=== Given task ===
Each entry below must be repeated word for word.

=== Saved data entries ===
● ● ● ● ●

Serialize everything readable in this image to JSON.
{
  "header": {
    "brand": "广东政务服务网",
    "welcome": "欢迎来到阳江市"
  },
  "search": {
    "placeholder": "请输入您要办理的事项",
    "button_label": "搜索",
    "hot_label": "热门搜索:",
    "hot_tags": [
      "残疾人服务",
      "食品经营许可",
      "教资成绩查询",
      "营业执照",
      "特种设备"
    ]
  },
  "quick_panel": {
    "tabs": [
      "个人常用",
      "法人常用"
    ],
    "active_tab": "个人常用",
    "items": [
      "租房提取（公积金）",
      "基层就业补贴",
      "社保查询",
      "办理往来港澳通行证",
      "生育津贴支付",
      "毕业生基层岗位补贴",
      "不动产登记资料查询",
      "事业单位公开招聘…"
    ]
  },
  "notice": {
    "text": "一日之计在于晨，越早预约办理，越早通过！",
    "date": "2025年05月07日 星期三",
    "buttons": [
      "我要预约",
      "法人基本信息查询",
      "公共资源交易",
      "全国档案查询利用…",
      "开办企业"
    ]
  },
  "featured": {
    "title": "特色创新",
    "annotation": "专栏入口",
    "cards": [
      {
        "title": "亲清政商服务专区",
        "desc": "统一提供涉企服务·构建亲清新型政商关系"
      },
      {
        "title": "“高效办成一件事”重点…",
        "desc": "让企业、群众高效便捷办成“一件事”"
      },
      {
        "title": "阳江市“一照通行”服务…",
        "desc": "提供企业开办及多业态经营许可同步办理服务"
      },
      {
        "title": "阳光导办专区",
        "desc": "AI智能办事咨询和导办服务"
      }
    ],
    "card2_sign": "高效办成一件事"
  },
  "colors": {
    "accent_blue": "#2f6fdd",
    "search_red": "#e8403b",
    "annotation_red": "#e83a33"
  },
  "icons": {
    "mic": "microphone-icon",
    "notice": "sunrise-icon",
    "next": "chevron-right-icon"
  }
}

● ● ● ● ●

=== Response to this exercise ===
Serialize everything readable in this image to JSON.
{
  "header": {
    "brand": "广东政务服务网",
    "welcome": "欢迎来到阳江市"
  },
  "search": {
    "placeholder": "请输入您要办理的事项",
    "button_label": "搜索",
    "hot_label": "热门搜索:",
    "hot_tags": [
      "残疾人服务",
      "食品经营许可",
      "教资成绩查询",
      "营业执照",
      "特种设备"
    ]
  },
  "quick_panel": {
    "tabs": [
      "个人常用",
      "法人常用"
    ],
    "active_tab": "个人常用",
    "items": [
      "租房提取（公积金）",
      "基层就业补贴",
      "社保查询",
      "办理往来港澳通行证",
      "生育津贴支付",
      "毕业生基层岗位补贴",
      "不动产登记资料查询",
      "事业单位公开招聘…"
    ]
  },
  "notice": {
    "text": "一日之计在于晨，越早预约办理，越早通过！",
    "date": "2025年05月07日 星期三",
    "buttons": [
      "我要预约",
      "法人基本信息查询",
      "公共资源交易",
      "全国档案查询利用…",
      "开办企业"
    ]
  },
  "featured": {
    "title": "特色创新",
    "annotation": "专栏入口",
    "cards": [
      {
        "title": "亲清政商服务专区",
        "desc": "统一提供涉企服务·构建亲清新型政商关系"
      },
      {
        "title": "“高效办成一件事”重点…",
        "desc": "让企业、群众高效便捷办成“一件事”"
      },
      {
        "title": "阳江市“一照通行”服务…",
        "desc": "提供企业开办及多业态经营许可同步办理服务"
      },
      {
        "title": "阳光导办专区",
        "desc": "AI智能办事咨询和导办服务"
      }
    ],
    "card2_sign": "高效办成一件事"
  },
  "colors": {
    "accent_blue": "#2f6fdd",
    "search_red": "#e8403b",
    "annotation_red": "#e83a33"
  },
  "icons": {
    "mic": "microphone-icon",
    "notice": "sunrise-icon",
    "next": "chevron-right-icon"
  }
}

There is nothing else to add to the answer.